[Collected data entries]

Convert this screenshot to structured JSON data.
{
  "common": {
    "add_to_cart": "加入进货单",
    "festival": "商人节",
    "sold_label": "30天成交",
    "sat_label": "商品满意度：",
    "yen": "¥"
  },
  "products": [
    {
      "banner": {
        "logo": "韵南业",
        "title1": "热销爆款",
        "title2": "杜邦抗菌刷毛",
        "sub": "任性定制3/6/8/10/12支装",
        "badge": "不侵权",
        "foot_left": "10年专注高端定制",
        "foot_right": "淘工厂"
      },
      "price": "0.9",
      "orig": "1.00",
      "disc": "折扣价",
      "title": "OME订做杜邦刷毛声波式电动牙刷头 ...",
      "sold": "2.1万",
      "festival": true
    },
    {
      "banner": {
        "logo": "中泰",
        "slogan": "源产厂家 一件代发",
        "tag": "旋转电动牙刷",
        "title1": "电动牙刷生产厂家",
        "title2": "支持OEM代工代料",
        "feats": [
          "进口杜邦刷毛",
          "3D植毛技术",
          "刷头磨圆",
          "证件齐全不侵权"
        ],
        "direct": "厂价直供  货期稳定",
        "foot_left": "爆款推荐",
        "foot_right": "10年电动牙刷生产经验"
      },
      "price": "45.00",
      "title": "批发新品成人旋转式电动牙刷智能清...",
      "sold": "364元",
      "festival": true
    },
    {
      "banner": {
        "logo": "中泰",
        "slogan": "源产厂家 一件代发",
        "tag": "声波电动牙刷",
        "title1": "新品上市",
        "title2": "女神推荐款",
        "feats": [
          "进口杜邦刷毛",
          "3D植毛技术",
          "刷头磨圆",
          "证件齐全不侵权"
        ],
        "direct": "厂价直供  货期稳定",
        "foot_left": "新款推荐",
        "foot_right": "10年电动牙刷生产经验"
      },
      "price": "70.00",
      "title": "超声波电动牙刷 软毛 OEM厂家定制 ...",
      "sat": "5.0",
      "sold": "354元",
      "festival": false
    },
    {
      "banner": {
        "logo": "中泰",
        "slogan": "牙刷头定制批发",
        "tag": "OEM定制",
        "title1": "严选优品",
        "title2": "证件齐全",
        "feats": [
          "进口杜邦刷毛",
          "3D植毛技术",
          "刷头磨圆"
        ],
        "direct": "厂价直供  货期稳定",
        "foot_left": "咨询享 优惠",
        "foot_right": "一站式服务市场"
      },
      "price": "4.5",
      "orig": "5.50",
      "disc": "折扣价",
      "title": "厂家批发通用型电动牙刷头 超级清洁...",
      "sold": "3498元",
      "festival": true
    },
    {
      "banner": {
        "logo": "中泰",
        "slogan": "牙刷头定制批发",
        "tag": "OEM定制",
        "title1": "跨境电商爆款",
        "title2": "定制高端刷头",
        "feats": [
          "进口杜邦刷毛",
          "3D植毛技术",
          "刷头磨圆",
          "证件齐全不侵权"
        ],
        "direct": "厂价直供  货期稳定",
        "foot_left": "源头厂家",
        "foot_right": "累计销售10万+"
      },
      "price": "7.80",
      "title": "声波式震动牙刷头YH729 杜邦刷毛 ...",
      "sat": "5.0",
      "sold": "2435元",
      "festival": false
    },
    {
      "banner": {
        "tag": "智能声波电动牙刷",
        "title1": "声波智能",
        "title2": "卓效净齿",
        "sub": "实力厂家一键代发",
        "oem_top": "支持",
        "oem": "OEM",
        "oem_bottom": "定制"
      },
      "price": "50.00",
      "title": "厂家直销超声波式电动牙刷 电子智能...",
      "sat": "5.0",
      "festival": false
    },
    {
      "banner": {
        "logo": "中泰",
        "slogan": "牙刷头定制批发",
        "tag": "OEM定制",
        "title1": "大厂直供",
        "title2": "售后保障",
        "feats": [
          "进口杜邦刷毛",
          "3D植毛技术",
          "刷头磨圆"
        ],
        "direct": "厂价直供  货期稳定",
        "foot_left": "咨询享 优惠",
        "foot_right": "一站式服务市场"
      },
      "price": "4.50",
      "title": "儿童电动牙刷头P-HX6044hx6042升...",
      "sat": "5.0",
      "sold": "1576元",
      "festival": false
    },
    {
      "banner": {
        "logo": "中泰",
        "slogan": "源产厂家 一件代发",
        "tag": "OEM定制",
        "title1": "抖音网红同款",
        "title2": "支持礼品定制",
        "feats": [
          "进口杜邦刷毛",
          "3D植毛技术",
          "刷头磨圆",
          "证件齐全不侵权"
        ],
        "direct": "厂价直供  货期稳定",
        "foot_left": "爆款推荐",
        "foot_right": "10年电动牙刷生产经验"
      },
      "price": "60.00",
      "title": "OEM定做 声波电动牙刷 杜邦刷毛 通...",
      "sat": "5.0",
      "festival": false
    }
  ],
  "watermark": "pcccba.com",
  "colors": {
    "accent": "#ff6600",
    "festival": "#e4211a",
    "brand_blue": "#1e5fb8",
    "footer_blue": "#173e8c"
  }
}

> WHAT NEEDS TO BE DONE
Extract, word for word, each line of the listing above.

> ANSWER TO THIS TASK
Convert this screenshot to structured JSON data.
{
  "common": {
    "add_to_cart": "加入进货单",
    "festival": "商人节",
    "sold_label": "30天成交",
    "sat_label": "商品满意度：",
    "yen": "¥"
  },
  "products": [
    {
      "banner": {
        "logo": "韵南业",
        "title1": "热销爆款",
        "title2": "杜邦抗菌刷毛",
        "sub": "任性定制3/6/8/10/12支装",
        "badge": "不侵权",
        "foot_left": "10年专注高端定制",
        "foot_right": "淘工厂"
      },
      "price": "0.9",
      "orig": "1.00",
      "disc": "折扣价",
      "title": "OME订做杜邦刷毛声波式电动牙刷头 ...",
      "sold": "2.1万",
      "festival": true
    },
    {
      "banner": {
        "logo": "中泰",
        "slogan": "源产厂家 一件代发",
        "tag": "旋转电动牙刷",
        "title1": "电动牙刷生产厂家",
        "title2": "支持OEM代工代料",
        "feats": [
          "进口杜邦刷毛",
          "3D植毛技术",
          "刷头磨圆",
          "证件齐全不侵权"
        ],
        "direct": "厂价直供  货期稳定",
        "foot_left": "爆款推荐",
        "foot_right": "10年电动牙刷生产经验"
      },
      "price": "45.00",
      "title": "批发新品成人旋转式电动牙刷智能清...",
      "sold": "364元",
      "festival": true
    },
    {
      "banner": {
        "logo": "中泰",
        "slogan": "源产厂家 一件代发",
        "tag": "声波电动牙刷",
        "title1": "新品上市",
        "title2": "女神推荐款",
        "feats": [
          "进口杜邦刷毛",
          "3D植毛技术",
          "刷头磨圆",
          "证件齐全不侵权"
        ],
        "direct": "厂价直供  货期稳定",
        "foot_left": "新款推荐",
        "foot_right": "10年电动牙刷生产经验"
      },
      "price": "70.00",
      "title": "超声波电动牙刷 软毛 OEM厂家定制 ...",
      "sat": "5.0",
      "sold": "354元",
      "festival": false
    },
    {
      "banner": {
        "logo": "中泰",
        "slogan": "牙刷头定制批发",
        "tag": "OEM定制",
        "title1": "严选优品",
        "title2": "证件齐全",
        "feats": [
          "进口杜邦刷毛",
          "3D植毛技术",
          "刷头磨圆"
        ],
        "direct": "厂价直供  货期稳定",
        "foot_left": "咨询享 优惠",
        "foot_right": "一站式服务市场"
      },
      "price": "4.5",
      "orig": "5.50",
      "disc": "折扣价",
      "title": "厂家批发通用型电动牙刷头 超级清洁...",
      "sold": "3498元",
      "festival": true
    },
    {
      "banner": {
        "logo": "中泰",
        "slogan": "牙刷头定制批发",
        "tag": "OEM定制",
        "title1": "跨境电商爆款",
        "title2": "定制高端刷头",
        "feats": [
          "进口杜邦刷毛",
          "3D植毛技术",
          "刷头磨圆",
          "证件齐全不侵权"
        ],
        "direct": "厂价直供  货期稳定",
        "foot_left": "源头厂家",
        "foot_right": "累计销售10万+"
      },
      "price": "7.80",
      "title": "声波式震动牙刷头YH729 杜邦刷毛 ...",
      "sat": "5.0",
      "sold": "2435元",
      "festival": false
    },
    {
      "banner": {
        "tag": "智能声波电动牙刷",
        "title1": "声波智能",
        "title2": "卓效净齿",
        "sub": "实力厂家一键代发",
        "oem_top": "支持",
        "oem": "OEM",
        "oem_bottom": "定制"
      },
      "price": "50.00",
      "title": "厂家直销超声波式电动牙刷 电子智能...",
      "sat": "5.0",
      "festival": false
    },
    {
      "banner": {
        "logo": "中泰",
        "slogan": "牙刷头定制批发",
        "tag": "OEM定制",
        "title1": "大厂直供",
        "title2": "售后保障",
        "feats": [
          "进口杜邦刷毛",
          "3D植毛技术",
          "刷头磨圆"
        ],
        "direct": "厂价直供  货期稳定",
        "foot_left": "咨询享 优惠",
        "foot_right": "一站式服务市场"
      },
      "price": "4.50",
      "title": "儿童电动牙刷头P-HX6044hx6042升...",
      "sat": "5.0",
      "sold": "1576元",
      "festival": false
    },
    {
      "banner": {
        "logo": "中泰",
        "slogan": "源产厂家 一件代发",
        "tag": "OEM定制",
        "title1": "抖音网红同款",
        "title2": "支持礼品定制",
        "feats": [
          "进口杜邦刷毛",
          "3D植毛技术",
          "刷头磨圆",
          "证件齐全不侵权"
        ],
        "direct": "厂价直供  货期稳定",
        "foot_left": "爆款推荐",
        "foot_right": "10年电动牙刷生产经验"
      },
      "price": "60.00",
      "title": "OEM定做 声波电动牙刷 杜邦刷毛 通...",
      "sat": "5.0",
      "festival": false
    }
  ],
  "watermark": "pcccba.com",
  "colors": {
    "accent": "#ff6600",
    "festival": "#e4211a",
    "brand_blue": "#1e5fb8",
    "footer_blue": "#173e8c"
  }
}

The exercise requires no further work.